Sobre las elecciones madrileñas no quiere hablar mucho. Dice que “probablemente” irá a votar y subraya la importancia de hacer política “en otros sitios, empujando desde abajo”. “Entérate de qué vas votar pero, sobre todo, piensa qué haces el resto del año, porque eso es lo que determinará que haya un cambio real o no. Cuando hay avances, aunque la reforma de turno lleve la firma de un partido, es porque detrás ha habido gente empujando desde abajo durante años”.
“No puedo pagar 3 meses de fianza y 600 euros al mes”
En la asamblea de la PAH de Carabanchel no se habla de las elecciones, pero sí resuena una fecha: el 9 de mayo, día en el que terminará el estado de alarma. “No tengo claro si entonces se ponen en marcha los procesos de desahucio, porque no lo han publicado en el BOE”, dice alguien. “Lo anunciaron, pero creo que hasta el día 9 no sale publicado oficialmente”, comenta una mujer. Una veintena de personas están sentadas en círculo. En el orden del día se abordan varias órdenes de desalojo, con fechas cercanas: 12 de mayo, 26 de mayo, 27 de mayo.

### Tareas por realizar
1. Según el fragmento sobre la PAH de Carabanchel, ¿qué fecha resuena en la asamblea y qué ocurrirá ese día?
2. Prosigue el fragmento sobre la PAH de Carabanchel a partir de su última oración.

[Datos almacenados]
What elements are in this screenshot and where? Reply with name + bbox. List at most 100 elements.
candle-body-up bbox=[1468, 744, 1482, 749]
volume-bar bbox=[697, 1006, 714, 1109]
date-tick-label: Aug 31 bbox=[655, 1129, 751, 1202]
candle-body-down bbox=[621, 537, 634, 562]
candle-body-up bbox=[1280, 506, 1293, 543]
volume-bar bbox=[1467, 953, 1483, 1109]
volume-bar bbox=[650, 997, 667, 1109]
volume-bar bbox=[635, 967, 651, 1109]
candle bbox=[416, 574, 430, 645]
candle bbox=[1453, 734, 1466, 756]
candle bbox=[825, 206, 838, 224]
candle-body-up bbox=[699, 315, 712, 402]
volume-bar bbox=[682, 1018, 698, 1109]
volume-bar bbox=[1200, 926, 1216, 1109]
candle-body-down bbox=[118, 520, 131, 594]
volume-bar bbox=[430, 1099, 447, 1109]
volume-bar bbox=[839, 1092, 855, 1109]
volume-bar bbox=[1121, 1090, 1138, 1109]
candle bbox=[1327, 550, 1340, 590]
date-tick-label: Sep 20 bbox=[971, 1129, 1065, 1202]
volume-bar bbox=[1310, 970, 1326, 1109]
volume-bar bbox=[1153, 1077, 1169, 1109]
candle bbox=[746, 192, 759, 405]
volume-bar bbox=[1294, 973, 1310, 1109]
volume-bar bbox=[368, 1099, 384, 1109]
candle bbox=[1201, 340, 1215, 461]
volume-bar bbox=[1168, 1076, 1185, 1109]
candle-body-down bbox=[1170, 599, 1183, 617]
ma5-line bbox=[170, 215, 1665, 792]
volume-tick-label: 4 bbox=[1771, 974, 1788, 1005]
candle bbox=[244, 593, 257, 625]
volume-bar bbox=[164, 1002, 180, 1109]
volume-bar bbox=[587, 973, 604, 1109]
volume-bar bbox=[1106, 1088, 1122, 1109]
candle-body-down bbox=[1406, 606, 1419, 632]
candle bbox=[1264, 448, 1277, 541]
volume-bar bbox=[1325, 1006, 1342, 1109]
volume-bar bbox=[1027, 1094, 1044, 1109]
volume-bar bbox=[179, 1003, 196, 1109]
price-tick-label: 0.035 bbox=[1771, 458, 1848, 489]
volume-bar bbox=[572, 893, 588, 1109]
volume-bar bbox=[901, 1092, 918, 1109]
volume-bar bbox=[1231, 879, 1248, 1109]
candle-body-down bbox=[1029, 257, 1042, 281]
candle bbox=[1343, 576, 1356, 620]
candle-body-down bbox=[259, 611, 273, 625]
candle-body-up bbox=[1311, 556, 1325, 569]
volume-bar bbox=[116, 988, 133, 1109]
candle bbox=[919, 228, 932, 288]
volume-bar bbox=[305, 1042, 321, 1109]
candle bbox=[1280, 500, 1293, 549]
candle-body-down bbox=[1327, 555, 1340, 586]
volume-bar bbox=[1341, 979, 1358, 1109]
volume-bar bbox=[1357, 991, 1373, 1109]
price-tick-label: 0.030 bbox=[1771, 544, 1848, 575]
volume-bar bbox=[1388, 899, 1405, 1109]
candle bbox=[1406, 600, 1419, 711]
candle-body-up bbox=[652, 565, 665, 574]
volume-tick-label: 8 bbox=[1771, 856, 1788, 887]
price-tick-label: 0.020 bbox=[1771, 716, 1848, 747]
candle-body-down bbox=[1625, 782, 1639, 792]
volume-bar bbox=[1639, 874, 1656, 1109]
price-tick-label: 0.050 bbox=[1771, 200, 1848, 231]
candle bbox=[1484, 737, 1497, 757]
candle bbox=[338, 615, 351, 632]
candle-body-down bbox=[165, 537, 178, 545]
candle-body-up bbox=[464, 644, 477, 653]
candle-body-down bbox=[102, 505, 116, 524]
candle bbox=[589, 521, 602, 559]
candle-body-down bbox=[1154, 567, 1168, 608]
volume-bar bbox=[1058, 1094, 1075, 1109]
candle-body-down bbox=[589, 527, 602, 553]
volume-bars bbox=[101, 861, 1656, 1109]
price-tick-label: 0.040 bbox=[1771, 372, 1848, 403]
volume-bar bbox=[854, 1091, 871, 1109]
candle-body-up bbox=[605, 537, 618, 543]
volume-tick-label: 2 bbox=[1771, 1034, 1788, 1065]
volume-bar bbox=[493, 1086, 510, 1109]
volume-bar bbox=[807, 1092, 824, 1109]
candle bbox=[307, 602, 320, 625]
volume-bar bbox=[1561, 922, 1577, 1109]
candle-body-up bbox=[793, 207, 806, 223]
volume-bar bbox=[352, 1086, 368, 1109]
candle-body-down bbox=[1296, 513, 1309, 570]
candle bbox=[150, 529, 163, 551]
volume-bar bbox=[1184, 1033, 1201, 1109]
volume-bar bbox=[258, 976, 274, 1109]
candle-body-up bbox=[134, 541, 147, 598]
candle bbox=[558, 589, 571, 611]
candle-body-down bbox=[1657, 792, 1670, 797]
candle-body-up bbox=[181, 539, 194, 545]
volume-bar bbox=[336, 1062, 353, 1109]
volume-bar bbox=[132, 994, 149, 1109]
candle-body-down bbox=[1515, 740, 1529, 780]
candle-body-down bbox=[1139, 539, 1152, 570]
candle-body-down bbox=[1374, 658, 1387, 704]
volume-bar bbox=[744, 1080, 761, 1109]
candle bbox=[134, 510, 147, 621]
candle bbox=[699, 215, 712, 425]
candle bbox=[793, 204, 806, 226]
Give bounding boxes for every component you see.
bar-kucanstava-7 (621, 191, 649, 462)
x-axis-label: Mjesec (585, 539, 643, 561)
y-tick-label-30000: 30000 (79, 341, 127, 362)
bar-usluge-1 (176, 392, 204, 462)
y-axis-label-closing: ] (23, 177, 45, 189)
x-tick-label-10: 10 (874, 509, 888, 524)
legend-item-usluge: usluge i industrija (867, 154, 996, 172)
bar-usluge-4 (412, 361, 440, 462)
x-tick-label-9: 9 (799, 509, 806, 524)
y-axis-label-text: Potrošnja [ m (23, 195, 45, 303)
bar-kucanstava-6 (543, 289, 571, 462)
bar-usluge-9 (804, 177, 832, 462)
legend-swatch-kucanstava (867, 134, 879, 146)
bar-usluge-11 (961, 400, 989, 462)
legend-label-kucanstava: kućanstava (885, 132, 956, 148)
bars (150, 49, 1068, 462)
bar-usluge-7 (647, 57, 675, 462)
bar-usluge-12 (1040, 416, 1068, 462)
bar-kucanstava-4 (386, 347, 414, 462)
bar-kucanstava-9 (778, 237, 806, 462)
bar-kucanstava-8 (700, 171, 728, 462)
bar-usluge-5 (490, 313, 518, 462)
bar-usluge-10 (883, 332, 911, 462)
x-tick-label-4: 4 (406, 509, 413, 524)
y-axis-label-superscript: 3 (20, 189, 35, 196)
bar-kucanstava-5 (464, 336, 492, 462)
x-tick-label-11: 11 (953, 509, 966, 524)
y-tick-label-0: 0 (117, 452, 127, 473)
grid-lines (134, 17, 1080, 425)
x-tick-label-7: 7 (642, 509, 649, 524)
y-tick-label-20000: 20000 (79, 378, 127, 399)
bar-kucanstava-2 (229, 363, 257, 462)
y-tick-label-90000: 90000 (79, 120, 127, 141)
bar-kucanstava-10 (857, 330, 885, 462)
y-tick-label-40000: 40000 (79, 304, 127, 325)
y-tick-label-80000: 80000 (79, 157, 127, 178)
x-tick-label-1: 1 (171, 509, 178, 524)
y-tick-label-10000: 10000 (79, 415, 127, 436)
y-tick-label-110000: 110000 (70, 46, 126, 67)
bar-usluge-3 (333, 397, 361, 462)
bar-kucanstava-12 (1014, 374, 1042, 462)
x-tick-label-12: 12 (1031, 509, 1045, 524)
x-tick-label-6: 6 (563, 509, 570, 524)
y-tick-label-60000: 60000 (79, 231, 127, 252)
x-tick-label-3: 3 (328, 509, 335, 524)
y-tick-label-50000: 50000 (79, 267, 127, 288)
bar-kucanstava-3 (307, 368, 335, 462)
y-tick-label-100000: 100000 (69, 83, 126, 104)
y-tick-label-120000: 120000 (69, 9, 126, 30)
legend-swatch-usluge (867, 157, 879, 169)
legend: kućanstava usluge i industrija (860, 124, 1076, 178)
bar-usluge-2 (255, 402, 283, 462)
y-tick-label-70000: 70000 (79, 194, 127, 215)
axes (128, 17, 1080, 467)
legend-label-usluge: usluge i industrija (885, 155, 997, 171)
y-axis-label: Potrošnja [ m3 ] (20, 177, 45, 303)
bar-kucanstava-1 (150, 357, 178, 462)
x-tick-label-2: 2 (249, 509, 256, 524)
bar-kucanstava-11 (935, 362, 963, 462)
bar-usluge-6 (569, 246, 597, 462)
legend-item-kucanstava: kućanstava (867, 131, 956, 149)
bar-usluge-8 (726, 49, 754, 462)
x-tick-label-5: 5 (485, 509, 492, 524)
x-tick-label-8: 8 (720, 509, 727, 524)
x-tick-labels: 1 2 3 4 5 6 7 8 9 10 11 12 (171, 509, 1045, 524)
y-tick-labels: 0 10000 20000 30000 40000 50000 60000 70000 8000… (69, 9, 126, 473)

### Respuestas del ejercicio
1. El 9 de mayo, día en el que terminará el estado de alarma.

2.
“A mí me llegó un aviso ayer mismo, lo deslizaron por debajo de la puerta”, cuenta una joven manchega que lleva años en Madrid. “No me niego a pagar, pero pido que se me den facilidades de pago, no dispongo de dinero para pagar tres meses de fianza y seiscientos euros de alquiler”, explica.
“A mí me han abierto otro proceso en un juzgado distinto, hay dos procesos a la vez”, explica Ramiro, un hombre de 71 años que sigue trabajando con la esperanza de conseguir el día de mañana una pensión mínima. Son decenas las personas presentes en esta asamblea que se arriesgan a ser expulsadas de su vivienda. Alguien propone un “acompañamiento” a Ramiro, es decir, crear un grupo para que no vaya solo a preguntar por su caso en los juzgados. Se baraja la fecha del 4 de mayo, pero varias mujeres señalan que es mal día: como hay elecciones, los niños no tendrán colegio. “Pues nos los llevamos al juzgado”, exclama una.
El precio de los alquileres es insufrible, así no hay quien pueda vivir.
Una de las personas que guía la conversación es Elsa, de origen chileno, con más de dos décadas viviendo en España. Contable con un grado superior en Administración, trabajó años en una gestoría. Ella misma está pendiente de una orden de desahucio: “A mi exmarido le iba muy bien, es ingeniero, pero con la crisis todo se cayó. Habíamos pagado 14 años de hipoteca, pero teníamos deuda aún. Él terminó yéndose a Chile. Mi hermano, que tenía otro piso, también se fue, y me dejaron aquí con todo”.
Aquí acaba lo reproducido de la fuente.